:: INPUT FOR THIS TASK ::
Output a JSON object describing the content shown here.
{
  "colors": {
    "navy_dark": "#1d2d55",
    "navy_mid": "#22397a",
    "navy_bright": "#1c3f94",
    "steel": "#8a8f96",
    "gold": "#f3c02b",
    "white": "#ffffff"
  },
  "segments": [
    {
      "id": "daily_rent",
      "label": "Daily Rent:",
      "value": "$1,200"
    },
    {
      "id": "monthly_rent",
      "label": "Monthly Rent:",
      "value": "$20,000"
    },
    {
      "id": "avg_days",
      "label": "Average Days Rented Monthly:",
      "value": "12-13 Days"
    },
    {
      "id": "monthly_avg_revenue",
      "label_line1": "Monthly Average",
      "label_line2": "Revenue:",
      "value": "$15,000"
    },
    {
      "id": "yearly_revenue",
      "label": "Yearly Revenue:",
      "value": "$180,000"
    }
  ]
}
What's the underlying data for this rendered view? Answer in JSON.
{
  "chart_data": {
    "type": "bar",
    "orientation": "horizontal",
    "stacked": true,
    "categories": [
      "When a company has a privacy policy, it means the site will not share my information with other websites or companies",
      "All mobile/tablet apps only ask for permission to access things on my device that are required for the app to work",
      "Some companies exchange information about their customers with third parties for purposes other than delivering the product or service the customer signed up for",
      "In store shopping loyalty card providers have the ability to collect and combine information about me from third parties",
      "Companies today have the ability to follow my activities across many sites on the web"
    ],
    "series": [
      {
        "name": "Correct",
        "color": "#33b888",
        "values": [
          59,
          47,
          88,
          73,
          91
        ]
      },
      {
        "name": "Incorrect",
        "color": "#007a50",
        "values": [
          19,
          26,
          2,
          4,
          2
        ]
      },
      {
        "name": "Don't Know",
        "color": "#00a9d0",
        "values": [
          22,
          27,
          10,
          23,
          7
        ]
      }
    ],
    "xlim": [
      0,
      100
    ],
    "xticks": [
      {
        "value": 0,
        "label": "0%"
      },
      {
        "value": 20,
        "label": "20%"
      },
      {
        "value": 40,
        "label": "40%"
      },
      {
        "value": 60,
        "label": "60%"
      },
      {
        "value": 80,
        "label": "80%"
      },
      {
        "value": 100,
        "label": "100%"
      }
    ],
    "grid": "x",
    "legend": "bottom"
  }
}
:::
_EXERCISE AIM_
Reproduce the material precisely, including every line.

_RESPONSE TO THIS TASK_
Output a JSON object describing the content shown here.
{
  "colors": {
    "navy_dark": "#1d2d55",
    "navy_mid": "#22397a",
    "navy_bright": "#1c3f94",
    "steel": "#8a8f96",
    "gold": "#f3c02b",
    "white": "#ffffff"
  },
  "segments": [
    {
      "id": "daily_rent",
      "label": "Daily Rent:",
      "value": "$1,200"
    },
    {
      "id": "monthly_rent",
      "label": "Monthly Rent:",
      "value": "$20,000"
    },
    {
      "id": "avg_days",
      "label": "Average Days Rented Monthly:",
      "value": "12-13 Days"
    },
    {
      "id": "monthly_avg_revenue",
      "label_line1": "Monthly Average",
      "label_line2": "Revenue:",
      "value": "$15,000"
    },
    {
      "id": "yearly_revenue",
      "label": "Yearly Revenue:",
      "value": "$180,000"
    }
  ]
}
What's the underlying data for this rendered view? Answer in JSON.
{
  "chart_data": {
    "type": "bar",
    "orientation": "horizontal",
    "stacked": true,
    "categories": [
      "When a company has a privacy policy, it means the site will not share my information with other websites or companies",
      "All mobile/tablet apps only ask for permission to access things on my device that are required for the app to work",
      "Some companies exchange information about their customers with third parties for purposes other than delivering the product or service the customer signed up for",
      "In store shopping loyalty card providers have the ability to collect and combine information about me from third parties",
      "Companies today have the ability to follow my activities across many sites on the web"
    ],
    "series": [
      {
        "name": "Correct",
        "color": "#33b888",
        "values": [
          59,
          47,
          88,
          73,
          91
        ]
      },
      {
        "name": "Incorrect",
        "color": "#007a50",
        "values": [
          19,
          26,
          2,
          4,
          2
        ]
      },
      {
        "name": "Don't Know",
        "color": "#00a9d0",
        "values": [
          22,
          27,
          10,
          23,
          7
        ]
      }
    ],
    "xlim": [
      0,
      100
    ],
    "xticks": [
      {
        "value": 0,
        "label": "0%"
      },
      {
        "value": 20,
        "label": "20%"
      },
      {
        "value": 40,
        "label": "40%"
      },
      {
        "value": 60,
        "label": "60%"
      },
      {
        "value": 80,
        "label": "80%"
      },
      {
        "value": 100,
        "label": "100%"
      }
    ],
    "grid": "x",
    "legend": "bottom"
  }
}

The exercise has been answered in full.